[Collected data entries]
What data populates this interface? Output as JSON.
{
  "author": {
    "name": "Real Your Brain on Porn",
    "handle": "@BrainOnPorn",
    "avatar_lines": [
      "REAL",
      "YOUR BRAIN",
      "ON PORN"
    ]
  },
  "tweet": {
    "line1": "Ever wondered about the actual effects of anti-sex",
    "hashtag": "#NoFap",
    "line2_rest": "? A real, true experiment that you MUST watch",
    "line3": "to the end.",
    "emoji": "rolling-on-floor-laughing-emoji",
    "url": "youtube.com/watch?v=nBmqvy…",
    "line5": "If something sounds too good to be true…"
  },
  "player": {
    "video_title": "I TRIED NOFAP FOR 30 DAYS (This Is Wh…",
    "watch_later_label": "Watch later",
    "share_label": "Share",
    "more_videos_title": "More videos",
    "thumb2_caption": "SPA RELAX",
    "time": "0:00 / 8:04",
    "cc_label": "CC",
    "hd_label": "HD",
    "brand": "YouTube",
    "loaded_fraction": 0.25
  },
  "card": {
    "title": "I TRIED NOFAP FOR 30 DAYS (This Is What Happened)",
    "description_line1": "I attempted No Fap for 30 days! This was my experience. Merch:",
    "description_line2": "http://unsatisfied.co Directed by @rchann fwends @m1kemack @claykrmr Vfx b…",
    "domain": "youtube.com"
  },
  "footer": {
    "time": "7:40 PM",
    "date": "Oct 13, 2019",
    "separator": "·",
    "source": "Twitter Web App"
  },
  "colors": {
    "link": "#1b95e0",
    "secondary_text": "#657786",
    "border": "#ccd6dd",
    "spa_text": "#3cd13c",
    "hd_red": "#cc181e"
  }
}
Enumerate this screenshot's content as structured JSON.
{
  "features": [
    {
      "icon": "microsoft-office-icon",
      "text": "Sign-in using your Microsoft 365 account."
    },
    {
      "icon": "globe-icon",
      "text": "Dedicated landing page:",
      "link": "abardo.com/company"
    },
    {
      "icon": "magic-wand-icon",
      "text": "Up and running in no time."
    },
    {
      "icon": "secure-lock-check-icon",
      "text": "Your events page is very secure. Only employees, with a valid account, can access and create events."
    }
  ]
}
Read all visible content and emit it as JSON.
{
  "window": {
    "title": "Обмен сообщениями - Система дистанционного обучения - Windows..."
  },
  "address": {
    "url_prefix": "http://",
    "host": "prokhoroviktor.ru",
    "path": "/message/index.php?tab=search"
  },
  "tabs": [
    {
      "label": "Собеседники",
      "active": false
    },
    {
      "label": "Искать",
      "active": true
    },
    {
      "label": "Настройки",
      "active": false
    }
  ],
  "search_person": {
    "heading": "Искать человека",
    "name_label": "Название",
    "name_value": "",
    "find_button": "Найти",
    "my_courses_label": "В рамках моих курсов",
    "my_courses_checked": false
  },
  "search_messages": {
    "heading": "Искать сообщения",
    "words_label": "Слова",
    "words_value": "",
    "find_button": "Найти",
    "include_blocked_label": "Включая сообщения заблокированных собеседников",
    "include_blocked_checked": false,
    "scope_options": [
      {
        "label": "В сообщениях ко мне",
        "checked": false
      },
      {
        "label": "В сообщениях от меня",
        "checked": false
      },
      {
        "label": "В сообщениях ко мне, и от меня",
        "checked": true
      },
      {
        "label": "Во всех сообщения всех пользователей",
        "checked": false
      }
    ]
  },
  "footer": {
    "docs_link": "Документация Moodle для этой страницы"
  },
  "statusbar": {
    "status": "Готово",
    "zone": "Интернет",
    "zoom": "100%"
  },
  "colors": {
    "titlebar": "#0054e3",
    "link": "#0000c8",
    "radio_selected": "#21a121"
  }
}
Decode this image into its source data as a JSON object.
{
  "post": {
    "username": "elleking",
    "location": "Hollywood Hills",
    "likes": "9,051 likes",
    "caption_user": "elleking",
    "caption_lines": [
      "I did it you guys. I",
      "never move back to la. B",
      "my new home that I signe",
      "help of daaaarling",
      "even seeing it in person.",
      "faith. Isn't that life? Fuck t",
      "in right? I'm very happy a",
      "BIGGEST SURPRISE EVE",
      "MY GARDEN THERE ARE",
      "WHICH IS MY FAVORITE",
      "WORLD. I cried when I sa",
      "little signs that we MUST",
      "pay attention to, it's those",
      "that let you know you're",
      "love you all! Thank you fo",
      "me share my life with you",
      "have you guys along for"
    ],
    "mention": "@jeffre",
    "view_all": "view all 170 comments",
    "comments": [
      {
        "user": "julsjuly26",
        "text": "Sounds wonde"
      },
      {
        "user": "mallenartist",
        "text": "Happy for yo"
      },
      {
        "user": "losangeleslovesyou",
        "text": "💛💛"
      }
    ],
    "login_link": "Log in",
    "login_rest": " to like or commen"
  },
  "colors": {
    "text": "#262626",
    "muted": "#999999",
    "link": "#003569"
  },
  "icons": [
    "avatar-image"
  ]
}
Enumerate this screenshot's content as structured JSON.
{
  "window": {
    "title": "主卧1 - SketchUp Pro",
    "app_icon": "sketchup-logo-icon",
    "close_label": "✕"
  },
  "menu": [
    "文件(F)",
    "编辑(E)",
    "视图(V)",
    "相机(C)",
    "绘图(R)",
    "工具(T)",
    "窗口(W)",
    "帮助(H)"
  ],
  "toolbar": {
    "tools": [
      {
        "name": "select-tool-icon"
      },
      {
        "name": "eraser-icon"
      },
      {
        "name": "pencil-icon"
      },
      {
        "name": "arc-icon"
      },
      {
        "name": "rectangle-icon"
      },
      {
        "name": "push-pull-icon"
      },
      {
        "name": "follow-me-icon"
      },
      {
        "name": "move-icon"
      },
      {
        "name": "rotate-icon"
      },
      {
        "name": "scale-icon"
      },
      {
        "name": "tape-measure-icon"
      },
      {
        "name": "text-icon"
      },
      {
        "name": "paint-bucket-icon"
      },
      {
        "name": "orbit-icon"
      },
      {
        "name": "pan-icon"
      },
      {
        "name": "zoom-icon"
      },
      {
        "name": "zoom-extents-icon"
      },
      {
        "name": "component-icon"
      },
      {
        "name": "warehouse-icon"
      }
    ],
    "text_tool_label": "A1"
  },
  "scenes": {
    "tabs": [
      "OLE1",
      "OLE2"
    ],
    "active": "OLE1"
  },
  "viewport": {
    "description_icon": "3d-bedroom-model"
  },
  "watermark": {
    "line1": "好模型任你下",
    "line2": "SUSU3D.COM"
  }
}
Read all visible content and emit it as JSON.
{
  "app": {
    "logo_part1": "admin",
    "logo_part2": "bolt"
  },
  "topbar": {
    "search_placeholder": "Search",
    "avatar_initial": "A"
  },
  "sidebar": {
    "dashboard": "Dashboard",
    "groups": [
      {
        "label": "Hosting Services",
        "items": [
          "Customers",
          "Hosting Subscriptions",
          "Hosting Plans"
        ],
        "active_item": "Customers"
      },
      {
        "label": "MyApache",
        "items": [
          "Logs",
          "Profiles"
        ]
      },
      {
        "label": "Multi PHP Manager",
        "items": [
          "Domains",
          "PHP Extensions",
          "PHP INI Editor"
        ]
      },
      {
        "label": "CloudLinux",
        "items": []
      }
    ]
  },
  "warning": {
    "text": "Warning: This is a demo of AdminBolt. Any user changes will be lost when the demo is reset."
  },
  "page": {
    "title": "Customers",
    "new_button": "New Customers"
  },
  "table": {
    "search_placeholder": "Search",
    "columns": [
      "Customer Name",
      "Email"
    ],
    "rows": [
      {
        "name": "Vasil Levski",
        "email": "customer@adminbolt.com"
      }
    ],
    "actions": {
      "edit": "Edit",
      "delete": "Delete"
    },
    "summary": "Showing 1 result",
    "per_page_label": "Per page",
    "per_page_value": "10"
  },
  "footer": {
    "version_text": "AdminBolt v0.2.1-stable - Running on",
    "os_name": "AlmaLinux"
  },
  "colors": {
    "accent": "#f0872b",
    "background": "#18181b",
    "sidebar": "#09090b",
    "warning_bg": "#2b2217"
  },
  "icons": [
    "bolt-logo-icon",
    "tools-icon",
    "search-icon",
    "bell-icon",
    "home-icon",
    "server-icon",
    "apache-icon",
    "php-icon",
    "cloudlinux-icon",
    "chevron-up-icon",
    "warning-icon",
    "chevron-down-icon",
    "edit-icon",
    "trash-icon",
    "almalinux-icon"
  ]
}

:: STATED EXERCISE ::
How many lines in the data contain the string "Hosting"? Respond with the number only.

:: EXERCISE RESULT ::
3